DATA TO PROCESS:
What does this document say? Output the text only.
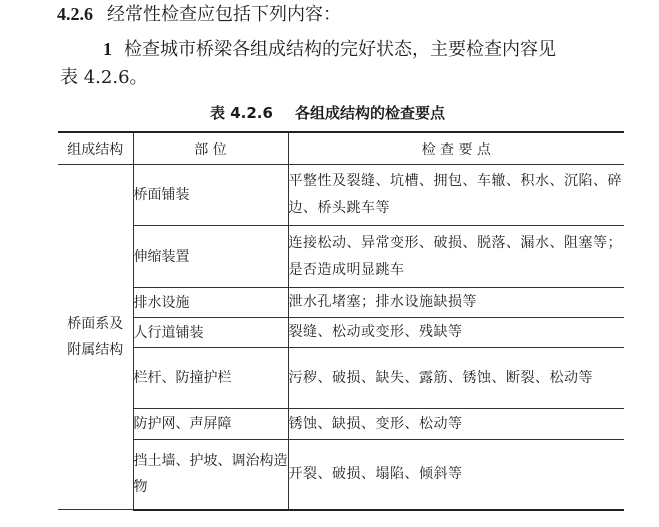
4.2.6 经常性检查应包括下列内容：
1 检查城市桥梁各组成结构的完好状态，主要检查内容见
表 4.2.6。
表 4.2.6 各组成结构的检查要点
组成结构	部 位	检 查 要 点

桥面系及
附属结构	桥面铺装	平整性及裂缝、坑槽、拥包、车辙、积水、沉陷、碎边、桥头跳车等
	伸缩装置	连接松动、异常变形、破损、脱落、漏水、阻塞等；是否造成明显跳车
	排水设施	泄水孔堵塞；排水设施缺损等
	人行道铺装	裂缝、松动或变形、残缺等
	栏杆、防撞护栏	污秽、破损、缺失、露筋、锈蚀、断裂、松动等
	防护网、声屏障	锈蚀、缺损、变形、松动等
	挡土墙、护坡、调治构造物	开裂、破损、塌陷、倾斜等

WRITTEN INSTRUCTION: Quote the data exactly, leaving every image out of the copy.

OUTPUT BELOW:
What does this document say? Output the text only.
4.2.6 经常性检查应包括下列内容：
1 检查城市桥梁各组成结构的完好状态，主要检查内容见
表 4.2.6。
表 4.2.6 各组成结构的检查要点
组成结构	部 位	检 查 要 点

桥面系及
附属结构	桥面铺装	平整性及裂缝、坑槽、拥包、车辙、积水、沉陷、碎边、桥头跳车等
	伸缩装置	连接松动、异常变形、破损、脱落、漏水、阻塞等；是否造成明显跳车
	排水设施	泄水孔堵塞；排水设施缺损等
	人行道铺装	裂缝、松动或变形、残缺等
	栏杆、防撞护栏	污秽、破损、缺失、露筋、锈蚀、断裂、松动等
	防护网、声屏障	锈蚀、缺损、变形、松动等
	挡土墙、护坡、调治构造物	开裂、破损、塌陷、倾斜等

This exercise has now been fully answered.